### Work to do:
Do not include the pictures; repeat the rest of the data exactly.

======

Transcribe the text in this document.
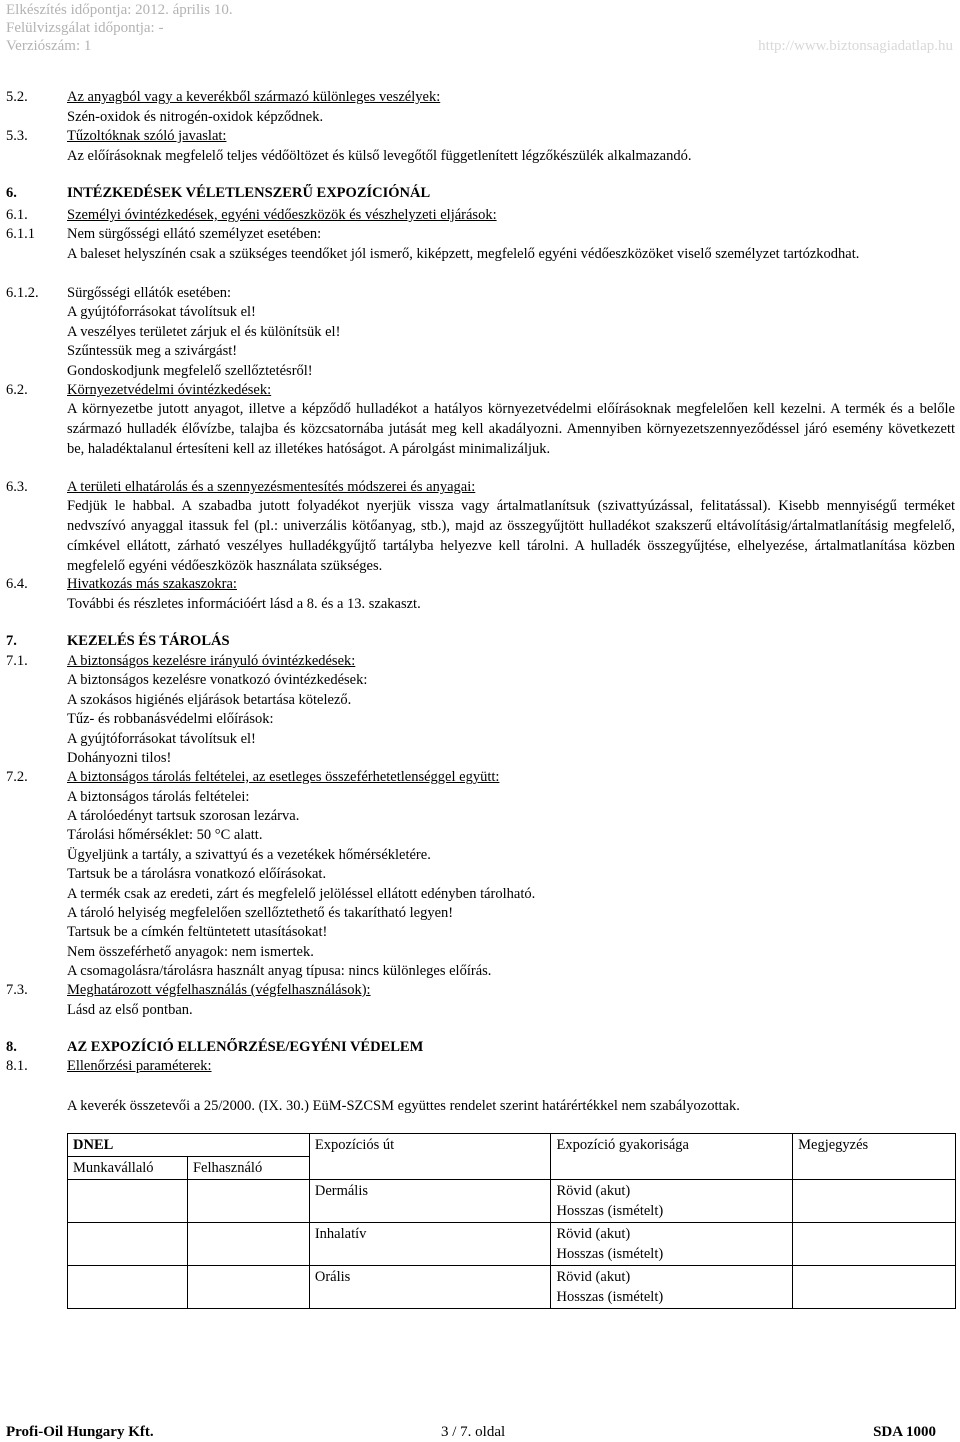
Elkészítés időpontja: 2012. április 10.
Felülvizsgálat időpontja: -
Verziószám: 1	http://www.biztonsagiadatlap.hu
5.2.	Az anyagból vagy a keverékből származó különleges veszélyek:
Szén-oxidok és nitrogén-oxidok képződnek.
5.3.	Tűzoltóknak szóló javaslat:
Az előírásoknak megfelelő teljes védőöltözet és külső levegőtől függetlenített légzőkészülék alkalmazandó.
6.	INTÉZKEDÉSEK VÉLETLENSZERŰ EXPOZÍCIÓNÁL
6.1.	Személyi óvintézkedések, egyéni védőeszközök és vészhelyzeti eljárások:
6.1.1 Nem sürgősségi ellátó személyzet esetében:
A baleset helyszínén csak a szükséges teendőket jól ismerő, kiképzett, megfelelő egyéni védőeszközöket viselő személyzet tartózkodhat.
6.1.2. Sürgősségi ellátók esetében:
A gyújtóforrásokat távolítsuk el!
A veszélyes területet zárjuk el és különítsük el!
Szűntessük meg a szivárgást!
Gondoskodjunk megfelelő szellőztetésről!
6.2.	Környezetvédelmi óvintézkedések:
A környezetbe jutott anyagot, illetve a képződő hulladékot a hatályos környezetvédelmi előírásoknak megfelelően kell kezelni. A termék és a belőle származó hulladék élővízbe, talajba és közcsatornába jutását meg kell akadályozni. Amennyiben környezetszennyeződéssel járó esemény következett be, haladéktalanul értesíteni kell az illetékes hatóságot. A párolgást minimalizáljuk.
6.3.	A területi elhatárolás és a szennyezésmentesítés módszerei és anyagai:
Fedjük le habbal. A szabadba jutott folyadékot nyerjük vissza vagy ártalmatlanítsuk (szivattyúzással, felitatással). Kisebb mennyiségű terméket nedvszívó anyaggal itassuk fel (pl.: univerzális kötőanyag, stb.), majd az összegyűjtött hulladékot szakszerű eltávolításig/ártalmatlanításig megfelelő, címkével ellátott, zárható veszélyes hulladékgyűjtő tartályba helyezve kell tárolni. A hulladék összegyűjtése, elhelyezése, ártalmatlanítása közben megfelelő egyéni védőeszközök használata szükséges.
6.4.	Hivatkozás más szakaszokra:
További és részletes információért lásd a 8. és a 13. szakaszt.
7.	KEZELÉS ÉS TÁROLÁS
7.1.	A biztonságos kezelésre irányuló óvintézkedések:
A biztonságos kezelésre vonatkozó óvintézkedések:
A szokásos higiénés eljárások betartása kötelező.
Tűz- és robbanásvédelmi előírások:
A gyújtóforrásokat távolítsuk el!
Dohányozni tilos!
7.2.	A biztonságos tárolás feltételei, az esetleges összeférhetetlenséggel együtt:
A biztonságos tárolás feltételei:
A tárolóedényt tartsuk szorosan lezárva.
Tárolási hőmérséklet: 50 °C alatt.
Ügyeljünk a tartály, a szivattyú és a vezetékek hőmérsékletére.
Tartsuk be a tárolásra vonatkozó előírásokat.
A termék csak az eredeti, zárt és megfelelő jelöléssel ellátott edényben tárolható.
A tároló helyiség megfelelően szellőztethető és takarítható legyen!
Tartsuk be a címkén feltüntetett utasításokat!
Nem összeférhető anyagok: nem ismertek.
A csomagolásra/tárolásra használt anyag típusa: nincs különleges előírás.
7.3.	Meghatározott végfelhasználás (végfelhasználások):
Lásd az első pontban.
8.	AZ EXPOZÍCIÓ ELLENŐRZÉSE/EGYÉNI VÉDELEM
8.1.	Ellenőrzési paraméterek:
A keverék összetevői a 25/2000. (IX. 30.) EüM-SZCSM együttes rendelet szerint határértékkel nem szabályozottak.
DNEL		Expozíciós út	Expozíció gyakorisága	Megjegyzés
Munkavállaló	Felhasználó			
		Dermális	Rövid (akut)
Hosszas (ismételt)	
		Inhalatív	Rövid (akut)
Hosszas (ismételt)	
		Orális	Rövid (akut)
Hosszas (ismételt)	
Profi-Oil Hungary Kft.	3 / 7. oldal	SDA 1000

======

### Problem solution:
Transcribe the text in this document.
Elkészítés időpontja: 2012. április 10.
Felülvizsgálat időpontja: -
Verziószám: 1	http://www.biztonsagiadatlap.hu
5.2.	Az anyagból vagy a keverékből származó különleges veszélyek:
Szén-oxidok és nitrogén-oxidok képződnek.
5.3.	Tűzoltóknak szóló javaslat:
Az előírásoknak megfelelő teljes védőöltözet és külső levegőtől függetlenített légzőkészülék alkalmazandó.
6.	INTÉZKEDÉSEK VÉLETLENSZERŰ EXPOZÍCIÓNÁL
6.1.	Személyi óvintézkedések, egyéni védőeszközök és vészhelyzeti eljárások:
6.1.1 Nem sürgősségi ellátó személyzet esetében:
A baleset helyszínén csak a szükséges teendőket jól ismerő, kiképzett, megfelelő egyéni védőeszközöket viselő személyzet tartózkodhat.
6.1.2. Sürgősségi ellátók esetében:
A gyújtóforrásokat távolítsuk el!
A veszélyes területet zárjuk el és különítsük el!
Szűntessük meg a szivárgást!
Gondoskodjunk megfelelő szellőztetésről!
6.2.	Környezetvédelmi óvintézkedések:
A környezetbe jutott anyagot, illetve a képződő hulladékot a hatályos környezetvédelmi előírásoknak megfelelően kell kezelni. A termék és a belőle származó hulladék élővízbe, talajba és közcsatornába jutását meg kell akadályozni. Amennyiben környezetszennyeződéssel járó esemény következett be, haladéktalanul értesíteni kell az illetékes hatóságot. A párolgást minimalizáljuk.
6.3.	A területi elhatárolás és a szennyezésmentesítés módszerei és anyagai:
Fedjük le habbal. A szabadba jutott folyadékot nyerjük vissza vagy ártalmatlanítsuk (szivattyúzással, felitatással). Kisebb mennyiségű terméket nedvszívó anyaggal itassuk fel (pl.: univerzális kötőanyag, stb.), majd az összegyűjtött hulladékot szakszerű eltávolításig/ártalmatlanításig megfelelő, címkével ellátott, zárható veszélyes hulladékgyűjtő tartályba helyezve kell tárolni. A hulladék összegyűjtése, elhelyezése, ártalmatlanítása közben megfelelő egyéni védőeszközök használata szükséges.
6.4.	Hivatkozás más szakaszokra:
További és részletes információért lásd a 8. és a 13. szakaszt.
7.	KEZELÉS ÉS TÁROLÁS
7.1.	A biztonságos kezelésre irányuló óvintézkedések:
A biztonságos kezelésre vonatkozó óvintézkedések:
A szokásos higiénés eljárások betartása kötelező.
Tűz- és robbanásvédelmi előírások:
A gyújtóforrásokat távolítsuk el!
Dohányozni tilos!
7.2.	A biztonságos tárolás feltételei, az esetleges összeférhetetlenséggel együtt:
A biztonságos tárolás feltételei:
A tárolóedényt tartsuk szorosan lezárva.
Tárolási hőmérséklet: 50 °C alatt.
Ügyeljünk a tartály, a szivattyú és a vezetékek hőmérsékletére.
Tartsuk be a tárolásra vonatkozó előírásokat.
A termék csak az eredeti, zárt és megfelelő jelöléssel ellátott edényben tárolható.
A tároló helyiség megfelelően szellőztethető és takarítható legyen!
Tartsuk be a címkén feltüntetett utasításokat!
Nem összeférhető anyagok: nem ismertek.
A csomagolásra/tárolásra használt anyag típusa: nincs különleges előírás.
7.3.	Meghatározott végfelhasználás (végfelhasználások):
Lásd az első pontban.
8.	AZ EXPOZÍCIÓ ELLENŐRZÉSE/EGYÉNI VÉDELEM
8.1.	Ellenőrzési paraméterek:
A keverék összetevői a 25/2000. (IX. 30.) EüM-SZCSM együttes rendelet szerint határértékkel nem szabályozottak.
DNEL		Expozíciós út	Expozíció gyakorisága	Megjegyzés
Munkavállaló	Felhasználó			
		Dermális	Rövid (akut)
Hosszas (ismételt)	
		Inhalatív	Rövid (akut)
Hosszas (ismételt)	
		Orális	Rövid (akut)
Hosszas (ismételt)	
Profi-Oil Hungary Kft.	3 / 7. oldal	SDA 1000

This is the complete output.